◆ **PROBLEM DETAILS**
Copy the data below exactly, omitting any picture it contains.

(Data records)

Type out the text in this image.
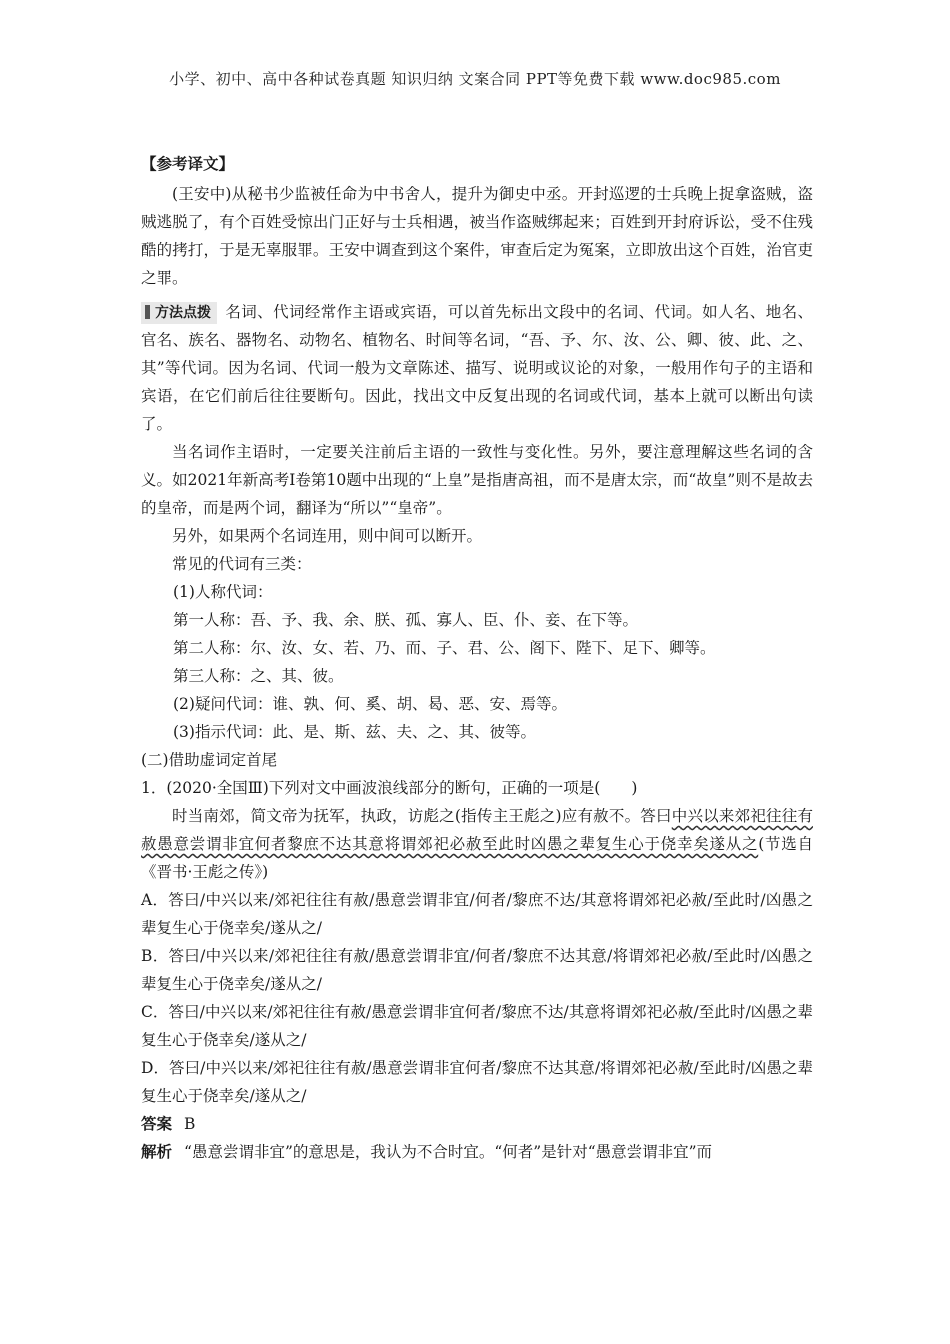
小学、初中、高中各种试卷真题 知识归纳 文案合同 PPT等免费下载 www.doc985.com
【参考译文】

(王安中)从秘书少监被任命为中书舍人，提升为御史中丞。开封巡逻的士兵晚上捉拿盗贼，盗贼逃脱了，有个百姓受惊出门正好与士兵相遇，被当作盗贼绑起来；百姓到开封府诉讼，受不住残酷的拷打，于是无辜服罪。王安中调查到这个案件，审查后定为冤案，立即放出这个百姓，治官吏之罪。

方法点拨 名词、代词经常作主语或宾语，可以首先标出文段中的名词、代词。如人名、地名、官名、族名、器物名、动物名、植物名、时间等名词，“吾、予、尔、汝、公、卿、彼、此、之、其”等代词。因为名词、代词一般为文章陈述、描写、说明或议论的对象，一般用作句子的主语和宾语，在它们前后往往要断句。因此，找出文中反复出现的名词或代词，基本上就可以断出句读了。

当名词作主语时，一定要关注前后主语的一致性与变化性。另外，要注意理解这些名词的含义。如2021年新高考Ⅰ卷第10题中出现的“上皇”是指唐高祖，而不是唐太宗，而“故皇”则不是故去的皇帝，而是两个词，翻译为“所以”“皇帝”。

另外，如果两个名词连用，则中间可以断开。

常见的代词有三类：

(1)人称代词：

第一人称：吾、予、我、余、朕、孤、寡人、臣、仆、妾、在下等。

第二人称：尔、汝、女、若、乃、而、子、君、公、阁下、陛下、足下、卿等。

第三人称：之、其、彼。

(2)疑问代词：谁、孰、何、奚、胡、曷、恶、安、焉等。

(3)指示代词：此、是、斯、兹、夫、之、其、彼等。

(二)借助虚词定首尾

1．(2020·全国Ⅲ)下列对文中画波浪线部分的断句，正确的一项是(　　)

时当南郊，简文帝为抚军，执政，访彪之(指传主王彪之)应有赦不。答曰中兴以来郊祀往往有赦愚意尝谓非宜何者黎庶不达其意将谓郊祀必赦至此时凶愚之辈复生心于侥幸矣遂从之(节选自《晋书·王彪之传》)

A．答曰/中兴以来/郊祀往往有赦/愚意尝谓非宜/何者/黎庶不达/其意将谓郊祀必赦/至此时/凶愚之辈复生心于侥幸矣/遂从之/

B．答曰/中兴以来/郊祀往往有赦/愚意尝谓非宜/何者/黎庶不达其意/将谓郊祀必赦/至此时/凶愚之辈复生心于侥幸矣/遂从之/

C．答曰/中兴以来/郊祀往往有赦/愚意尝谓非宜何者/黎庶不达/其意将谓郊祀必赦/至此时/凶愚之辈复生心于侥幸矣/遂从之/

D．答曰/中兴以来/郊祀往往有赦/愚意尝谓非宜何者/黎庶不达其意/将谓郊祀必赦/至此时/凶愚之辈复生心于侥幸矣/遂从之/

答案 B

解析 “愚意尝谓非宜”的意思是，我认为不合时宜。“何者”是针对“愚意尝谓非宜”而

◆ **REPLY TO THE TASK**
Type out the text in this image.
小学、初中、高中各种试卷真题 知识归纳 文案合同 PPT等免费下载 www.doc985.com
【参考译文】

(王安中)从秘书少监被任命为中书舍人，提升为御史中丞。开封巡逻的士兵晚上捉拿盗贼，盗贼逃脱了，有个百姓受惊出门正好与士兵相遇，被当作盗贼绑起来；百姓到开封府诉讼，受不住残酷的拷打，于是无辜服罪。王安中调查到这个案件，审查后定为冤案，立即放出这个百姓，治官吏之罪。

方法点拨 名词、代词经常作主语或宾语，可以首先标出文段中的名词、代词。如人名、地名、官名、族名、器物名、动物名、植物名、时间等名词，“吾、予、尔、汝、公、卿、彼、此、之、其”等代词。因为名词、代词一般为文章陈述、描写、说明或议论的对象，一般用作句子的主语和宾语，在它们前后往往要断句。因此，找出文中反复出现的名词或代词，基本上就可以断出句读了。

当名词作主语时，一定要关注前后主语的一致性与变化性。另外，要注意理解这些名词的含义。如2021年新高考Ⅰ卷第10题中出现的“上皇”是指唐高祖，而不是唐太宗，而“故皇”则不是故去的皇帝，而是两个词，翻译为“所以”“皇帝”。

另外，如果两个名词连用，则中间可以断开。

常见的代词有三类：

(1)人称代词：

第一人称：吾、予、我、余、朕、孤、寡人、臣、仆、妾、在下等。

第二人称：尔、汝、女、若、乃、而、子、君、公、阁下、陛下、足下、卿等。

第三人称：之、其、彼。

(2)疑问代词：谁、孰、何、奚、胡、曷、恶、安、焉等。

(3)指示代词：此、是、斯、兹、夫、之、其、彼等。

(二)借助虚词定首尾

1．(2020·全国Ⅲ)下列对文中画波浪线部分的断句，正确的一项是(　　)

时当南郊，简文帝为抚军，执政，访彪之(指传主王彪之)应有赦不。答曰中兴以来郊祀往往有赦愚意尝谓非宜何者黎庶不达其意将谓郊祀必赦至此时凶愚之辈复生心于侥幸矣遂从之(节选自《晋书·王彪之传》)

A．答曰/中兴以来/郊祀往往有赦/愚意尝谓非宜/何者/黎庶不达/其意将谓郊祀必赦/至此时/凶愚之辈复生心于侥幸矣/遂从之/

B．答曰/中兴以来/郊祀往往有赦/愚意尝谓非宜/何者/黎庶不达其意/将谓郊祀必赦/至此时/凶愚之辈复生心于侥幸矣/遂从之/

C．答曰/中兴以来/郊祀往往有赦/愚意尝谓非宜何者/黎庶不达/其意将谓郊祀必赦/至此时/凶愚之辈复生心于侥幸矣/遂从之/

D．答曰/中兴以来/郊祀往往有赦/愚意尝谓非宜何者/黎庶不达其意/将谓郊祀必赦/至此时/凶愚之辈复生心于侥幸矣/遂从之/

答案 B

解析 “愚意尝谓非宜”的意思是，我认为不合时宜。“何者”是针对“愚意尝谓非宜”而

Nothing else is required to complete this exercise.